▸ **DATA ENTRIES**:
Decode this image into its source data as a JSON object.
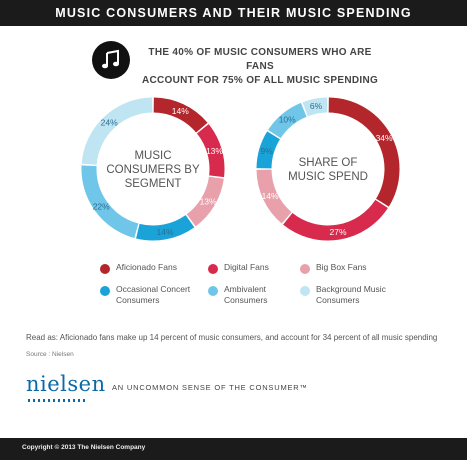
{
  "banner_title": "MUSIC CONSUMERS AND THEIR MUSIC SPENDING",
  "headline": {
    "line1": "THE 40% OF MUSIC CONSUMERS WHO ARE  FANS",
    "line2": "ACCOUNT FOR 75% OF ALL MUSIC SPENDING",
    "icon": "music-note-icon"
  },
  "chart_data": [
    {
      "type": "pie",
      "title": "MUSIC CONSUMERS BY SEGMENT",
      "title_lines": [
        "MUSIC",
        "CONSUMERS BY",
        "SEGMENT"
      ],
      "labels": [
        "Aficionado Fans",
        "Digital Fans",
        "Big Box Fans",
        "Occasional Concert Consumers",
        "Ambivalent Consumers",
        "Background Music Consumers"
      ],
      "values": [
        14,
        13,
        13,
        14,
        22,
        24
      ],
      "data_labels": [
        "14%",
        "13%",
        "13%",
        "14%",
        "22%",
        "24%"
      ]
    },
    {
      "type": "pie",
      "title": "SHARE OF MUSIC SPEND",
      "title_lines": [
        "SHARE OF",
        "MUSIC SPEND"
      ],
      "labels": [
        "Aficionado Fans",
        "Digital Fans",
        "Big Box Fans",
        "Occasional Concert Consumers",
        "Ambivalent Consumers",
        "Background Music Consumers"
      ],
      "values": [
        34,
        27,
        14,
        9,
        10,
        6
      ],
      "data_labels": [
        "34%",
        "27%",
        "14%",
        "9%",
        "10%",
        "6%"
      ]
    }
  ],
  "colors": [
    "#b3262b",
    "#d72a4c",
    "#e8a0ab",
    "#1aa3d9",
    "#6fc6e8",
    "#bfe4f2"
  ],
  "legend": [
    {
      "line1": "Aficionado Fans",
      "line2": ""
    },
    {
      "line1": "Digital Fans",
      "line2": ""
    },
    {
      "line1": "Big Box Fans",
      "line2": ""
    },
    {
      "line1": "Occasional Concert",
      "line2": "Consumers"
    },
    {
      "line1": "Ambivalent",
      "line2": "Consumers"
    },
    {
      "line1": "Background Music",
      "line2": "Consumers"
    }
  ],
  "read_as": "Read as: Aficionado fans make up 14 percent of music consumers, and account for 34 percent of all music spending",
  "source": "Source : Nielsen",
  "logo": "nielsen",
  "tagline": "AN UNCOMMON SENSE OF THE CONSUMER™",
  "footer": "Copyright © 2013 The Nielsen Company"
}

▸ **WHAT IS BEING ASKED**: Without including any pictures, reproduce the listing exactly.

▸ **EXERCISE RESPONSE**:
Decode this image into its source data as a JSON object.
{
  "banner_title": "MUSIC CONSUMERS AND THEIR MUSIC SPENDING",
  "headline": {
    "line1": "THE 40% OF MUSIC CONSUMERS WHO ARE  FANS",
    "line2": "ACCOUNT FOR 75% OF ALL MUSIC SPENDING",
    "icon": "music-note-icon"
  },
  "chart_data": [
    {
      "type": "pie",
      "title": "MUSIC CONSUMERS BY SEGMENT",
      "title_lines": [
        "MUSIC",
        "CONSUMERS BY",
        "SEGMENT"
      ],
      "labels": [
        "Aficionado Fans",
        "Digital Fans",
        "Big Box Fans",
        "Occasional Concert Consumers",
        "Ambivalent Consumers",
        "Background Music Consumers"
      ],
      "values": [
        14,
        13,
        13,
        14,
        22,
        24
      ],
      "data_labels": [
        "14%",
        "13%",
        "13%",
        "14%",
        "22%",
        "24%"
      ]
    },
    {
      "type": "pie",
      "title": "SHARE OF MUSIC SPEND",
      "title_lines": [
        "SHARE OF",
        "MUSIC SPEND"
      ],
      "labels": [
        "Aficionado Fans",
        "Digital Fans",
        "Big Box Fans",
        "Occasional Concert Consumers",
        "Ambivalent Consumers",
        "Background Music Consumers"
      ],
      "values": [
        34,
        27,
        14,
        9,
        10,
        6
      ],
      "data_labels": [
        "34%",
        "27%",
        "14%",
        "9%",
        "10%",
        "6%"
      ]
    }
  ],
  "colors": [
    "#b3262b",
    "#d72a4c",
    "#e8a0ab",
    "#1aa3d9",
    "#6fc6e8",
    "#bfe4f2"
  ],
  "legend": [
    {
      "line1": "Aficionado Fans",
      "line2": ""
    },
    {
      "line1": "Digital Fans",
      "line2": ""
    },
    {
      "line1": "Big Box Fans",
      "line2": ""
    },
    {
      "line1": "Occasional Concert",
      "line2": "Consumers"
    },
    {
      "line1": "Ambivalent",
      "line2": "Consumers"
    },
    {
      "line1": "Background Music",
      "line2": "Consumers"
    }
  ],
  "read_as": "Read as: Aficionado fans make up 14 percent of music consumers, and account for 34 percent of all music spending",
  "source": "Source : Nielsen",
  "logo": "nielsen",
  "tagline": "AN UNCOMMON SENSE OF THE CONSUMER™",
  "footer": "Copyright © 2013 The Nielsen Company"
}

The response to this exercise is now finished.